§ EXERCISE DESCRIPTION:
Can you find the lines of the listing that include "与动词原形搭配使用" and copy every one?

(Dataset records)
==========

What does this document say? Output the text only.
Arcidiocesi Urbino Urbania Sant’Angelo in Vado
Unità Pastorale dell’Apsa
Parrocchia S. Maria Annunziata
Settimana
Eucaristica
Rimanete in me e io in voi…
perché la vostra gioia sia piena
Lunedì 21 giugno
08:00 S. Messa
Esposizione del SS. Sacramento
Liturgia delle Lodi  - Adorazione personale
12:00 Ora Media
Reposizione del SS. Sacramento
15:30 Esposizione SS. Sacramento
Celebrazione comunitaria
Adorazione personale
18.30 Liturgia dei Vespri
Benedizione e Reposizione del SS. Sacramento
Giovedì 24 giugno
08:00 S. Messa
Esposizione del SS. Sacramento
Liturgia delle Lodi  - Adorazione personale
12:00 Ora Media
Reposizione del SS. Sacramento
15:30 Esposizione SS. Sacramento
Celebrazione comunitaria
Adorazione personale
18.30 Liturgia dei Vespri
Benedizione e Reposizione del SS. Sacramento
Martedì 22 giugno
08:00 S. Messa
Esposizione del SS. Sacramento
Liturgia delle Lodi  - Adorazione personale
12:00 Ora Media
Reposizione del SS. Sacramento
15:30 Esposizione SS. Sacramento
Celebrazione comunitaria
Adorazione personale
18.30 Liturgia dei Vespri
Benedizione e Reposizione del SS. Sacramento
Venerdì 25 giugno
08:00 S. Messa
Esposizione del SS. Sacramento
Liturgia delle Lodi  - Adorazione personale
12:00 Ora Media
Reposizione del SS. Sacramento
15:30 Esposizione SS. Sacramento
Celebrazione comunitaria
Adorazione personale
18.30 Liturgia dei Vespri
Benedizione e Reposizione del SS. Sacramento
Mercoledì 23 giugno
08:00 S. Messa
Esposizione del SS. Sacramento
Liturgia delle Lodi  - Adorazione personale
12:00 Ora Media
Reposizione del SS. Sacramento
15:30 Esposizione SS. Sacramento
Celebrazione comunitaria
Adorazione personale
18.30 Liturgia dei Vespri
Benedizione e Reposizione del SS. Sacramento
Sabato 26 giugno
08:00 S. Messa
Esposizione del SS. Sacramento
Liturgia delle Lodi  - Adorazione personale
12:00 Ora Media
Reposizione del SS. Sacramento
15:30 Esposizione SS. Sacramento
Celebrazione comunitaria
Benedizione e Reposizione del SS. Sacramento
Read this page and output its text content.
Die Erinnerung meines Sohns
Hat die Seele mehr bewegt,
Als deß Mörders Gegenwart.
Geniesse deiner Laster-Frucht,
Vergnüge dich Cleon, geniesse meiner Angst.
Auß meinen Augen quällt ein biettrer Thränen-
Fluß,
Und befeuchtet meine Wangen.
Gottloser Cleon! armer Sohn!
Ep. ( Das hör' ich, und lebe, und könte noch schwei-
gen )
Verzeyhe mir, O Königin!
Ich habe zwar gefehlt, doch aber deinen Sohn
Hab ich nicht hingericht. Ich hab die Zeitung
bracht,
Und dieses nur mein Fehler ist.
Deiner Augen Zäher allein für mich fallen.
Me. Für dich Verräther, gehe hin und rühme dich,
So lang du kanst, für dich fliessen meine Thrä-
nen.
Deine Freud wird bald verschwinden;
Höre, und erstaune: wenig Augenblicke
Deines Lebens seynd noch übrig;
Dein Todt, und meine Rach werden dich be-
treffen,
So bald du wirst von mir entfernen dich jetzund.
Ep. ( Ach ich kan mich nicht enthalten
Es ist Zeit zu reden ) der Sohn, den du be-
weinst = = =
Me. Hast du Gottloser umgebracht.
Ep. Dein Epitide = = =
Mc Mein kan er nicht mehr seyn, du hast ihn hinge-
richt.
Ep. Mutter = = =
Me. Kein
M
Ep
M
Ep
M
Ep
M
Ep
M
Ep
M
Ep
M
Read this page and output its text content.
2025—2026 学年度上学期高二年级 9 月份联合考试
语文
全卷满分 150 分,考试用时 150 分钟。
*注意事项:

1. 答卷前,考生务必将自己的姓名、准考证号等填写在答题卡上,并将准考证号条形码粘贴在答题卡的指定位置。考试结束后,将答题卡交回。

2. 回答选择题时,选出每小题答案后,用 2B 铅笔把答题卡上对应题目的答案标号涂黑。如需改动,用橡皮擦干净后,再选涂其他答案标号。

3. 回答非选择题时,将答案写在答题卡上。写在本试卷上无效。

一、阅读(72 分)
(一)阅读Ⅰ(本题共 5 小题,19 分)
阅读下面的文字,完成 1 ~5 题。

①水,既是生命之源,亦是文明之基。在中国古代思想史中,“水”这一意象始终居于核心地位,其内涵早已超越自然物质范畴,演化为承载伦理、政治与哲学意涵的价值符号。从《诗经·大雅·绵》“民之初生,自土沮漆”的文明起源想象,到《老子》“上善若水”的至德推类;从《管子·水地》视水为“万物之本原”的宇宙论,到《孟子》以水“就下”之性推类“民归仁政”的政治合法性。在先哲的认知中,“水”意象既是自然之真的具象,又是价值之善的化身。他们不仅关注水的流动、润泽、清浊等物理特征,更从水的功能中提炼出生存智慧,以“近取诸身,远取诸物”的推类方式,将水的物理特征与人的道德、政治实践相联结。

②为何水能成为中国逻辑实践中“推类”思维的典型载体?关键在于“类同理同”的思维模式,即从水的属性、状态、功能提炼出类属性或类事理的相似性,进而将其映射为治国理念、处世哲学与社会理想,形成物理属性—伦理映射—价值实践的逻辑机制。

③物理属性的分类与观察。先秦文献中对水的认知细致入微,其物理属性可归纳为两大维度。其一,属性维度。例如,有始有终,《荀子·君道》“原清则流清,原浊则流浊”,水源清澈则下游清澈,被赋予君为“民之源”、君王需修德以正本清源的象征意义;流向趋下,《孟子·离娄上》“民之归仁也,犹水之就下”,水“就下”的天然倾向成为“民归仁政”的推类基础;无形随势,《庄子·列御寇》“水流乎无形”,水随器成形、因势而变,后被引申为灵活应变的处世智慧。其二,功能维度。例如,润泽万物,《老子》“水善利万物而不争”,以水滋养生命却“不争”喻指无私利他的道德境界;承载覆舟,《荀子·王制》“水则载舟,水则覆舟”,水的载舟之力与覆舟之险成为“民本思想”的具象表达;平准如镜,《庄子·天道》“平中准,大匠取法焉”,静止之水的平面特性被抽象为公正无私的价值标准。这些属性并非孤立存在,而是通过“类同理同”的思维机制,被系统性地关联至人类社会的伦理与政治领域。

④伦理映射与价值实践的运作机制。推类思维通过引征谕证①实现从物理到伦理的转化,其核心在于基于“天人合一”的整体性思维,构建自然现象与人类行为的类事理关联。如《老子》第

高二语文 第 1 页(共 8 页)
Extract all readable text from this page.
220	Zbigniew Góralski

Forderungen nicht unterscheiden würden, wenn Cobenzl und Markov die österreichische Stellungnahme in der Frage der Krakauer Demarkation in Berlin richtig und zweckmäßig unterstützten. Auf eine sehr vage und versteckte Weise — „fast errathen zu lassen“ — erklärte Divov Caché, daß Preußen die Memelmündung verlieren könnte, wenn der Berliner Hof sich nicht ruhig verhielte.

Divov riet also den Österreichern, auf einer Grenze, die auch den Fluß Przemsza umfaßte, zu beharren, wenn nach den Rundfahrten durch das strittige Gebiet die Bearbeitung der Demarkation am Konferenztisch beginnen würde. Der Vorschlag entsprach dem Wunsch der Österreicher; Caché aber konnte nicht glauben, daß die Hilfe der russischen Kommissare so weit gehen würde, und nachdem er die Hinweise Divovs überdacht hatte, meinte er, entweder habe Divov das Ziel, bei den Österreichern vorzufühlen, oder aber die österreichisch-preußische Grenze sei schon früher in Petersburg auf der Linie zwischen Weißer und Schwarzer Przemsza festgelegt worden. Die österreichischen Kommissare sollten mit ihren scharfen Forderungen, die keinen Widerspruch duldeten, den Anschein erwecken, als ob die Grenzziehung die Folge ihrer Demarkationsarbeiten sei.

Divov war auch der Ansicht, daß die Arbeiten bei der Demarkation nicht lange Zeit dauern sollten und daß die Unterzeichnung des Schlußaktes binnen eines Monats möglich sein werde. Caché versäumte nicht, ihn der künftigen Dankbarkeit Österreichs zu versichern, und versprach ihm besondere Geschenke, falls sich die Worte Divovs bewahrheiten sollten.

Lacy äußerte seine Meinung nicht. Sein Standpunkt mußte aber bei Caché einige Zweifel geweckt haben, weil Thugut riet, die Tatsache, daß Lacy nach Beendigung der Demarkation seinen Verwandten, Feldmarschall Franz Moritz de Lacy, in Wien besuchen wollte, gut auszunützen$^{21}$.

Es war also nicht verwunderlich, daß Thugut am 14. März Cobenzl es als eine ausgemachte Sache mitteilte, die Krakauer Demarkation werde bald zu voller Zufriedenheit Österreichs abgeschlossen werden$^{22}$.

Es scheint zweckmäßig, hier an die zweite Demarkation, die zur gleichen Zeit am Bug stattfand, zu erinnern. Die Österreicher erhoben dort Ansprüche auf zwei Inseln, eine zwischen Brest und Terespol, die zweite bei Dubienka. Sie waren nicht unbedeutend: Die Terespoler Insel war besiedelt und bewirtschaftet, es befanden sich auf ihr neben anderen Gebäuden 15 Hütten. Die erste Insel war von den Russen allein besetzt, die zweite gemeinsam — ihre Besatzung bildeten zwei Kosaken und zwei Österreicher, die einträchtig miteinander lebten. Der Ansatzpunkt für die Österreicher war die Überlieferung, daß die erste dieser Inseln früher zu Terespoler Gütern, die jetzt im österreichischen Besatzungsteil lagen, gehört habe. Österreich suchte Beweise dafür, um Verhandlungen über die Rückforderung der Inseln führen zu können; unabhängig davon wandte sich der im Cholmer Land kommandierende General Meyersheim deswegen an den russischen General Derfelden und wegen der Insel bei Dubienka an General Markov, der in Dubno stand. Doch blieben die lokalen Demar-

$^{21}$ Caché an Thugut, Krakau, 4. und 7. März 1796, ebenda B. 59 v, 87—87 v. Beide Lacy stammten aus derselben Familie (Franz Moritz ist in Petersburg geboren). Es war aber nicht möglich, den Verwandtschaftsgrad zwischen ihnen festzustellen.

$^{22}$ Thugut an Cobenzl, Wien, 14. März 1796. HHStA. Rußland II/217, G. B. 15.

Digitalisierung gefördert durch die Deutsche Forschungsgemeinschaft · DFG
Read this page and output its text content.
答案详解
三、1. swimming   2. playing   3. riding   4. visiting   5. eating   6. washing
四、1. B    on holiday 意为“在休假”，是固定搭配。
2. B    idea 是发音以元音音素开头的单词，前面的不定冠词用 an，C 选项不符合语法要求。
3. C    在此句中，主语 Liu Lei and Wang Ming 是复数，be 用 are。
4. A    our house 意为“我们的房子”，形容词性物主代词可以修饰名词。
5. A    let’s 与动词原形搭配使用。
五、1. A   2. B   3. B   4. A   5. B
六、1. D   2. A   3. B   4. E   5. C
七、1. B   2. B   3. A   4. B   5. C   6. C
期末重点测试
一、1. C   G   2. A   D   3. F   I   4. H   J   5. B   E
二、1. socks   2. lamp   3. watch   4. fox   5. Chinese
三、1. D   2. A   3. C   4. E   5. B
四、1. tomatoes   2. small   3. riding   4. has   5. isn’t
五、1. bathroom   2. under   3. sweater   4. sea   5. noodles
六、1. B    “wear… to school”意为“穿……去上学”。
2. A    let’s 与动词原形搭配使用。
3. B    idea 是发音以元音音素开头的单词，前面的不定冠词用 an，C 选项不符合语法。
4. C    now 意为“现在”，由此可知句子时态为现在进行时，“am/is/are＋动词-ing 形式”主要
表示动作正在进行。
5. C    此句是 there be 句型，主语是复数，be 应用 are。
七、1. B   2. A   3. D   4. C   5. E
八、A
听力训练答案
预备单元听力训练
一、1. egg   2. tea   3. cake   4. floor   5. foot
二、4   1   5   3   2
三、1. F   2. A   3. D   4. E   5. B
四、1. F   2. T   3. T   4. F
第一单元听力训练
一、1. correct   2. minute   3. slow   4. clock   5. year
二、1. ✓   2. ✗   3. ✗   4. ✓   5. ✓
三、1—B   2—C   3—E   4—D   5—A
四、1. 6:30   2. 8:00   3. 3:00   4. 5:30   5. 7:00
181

==========

§ THE REPLY:
5. A    let’s 与动词原形搭配使用。
2. A    let’s 与动词原形搭配使用。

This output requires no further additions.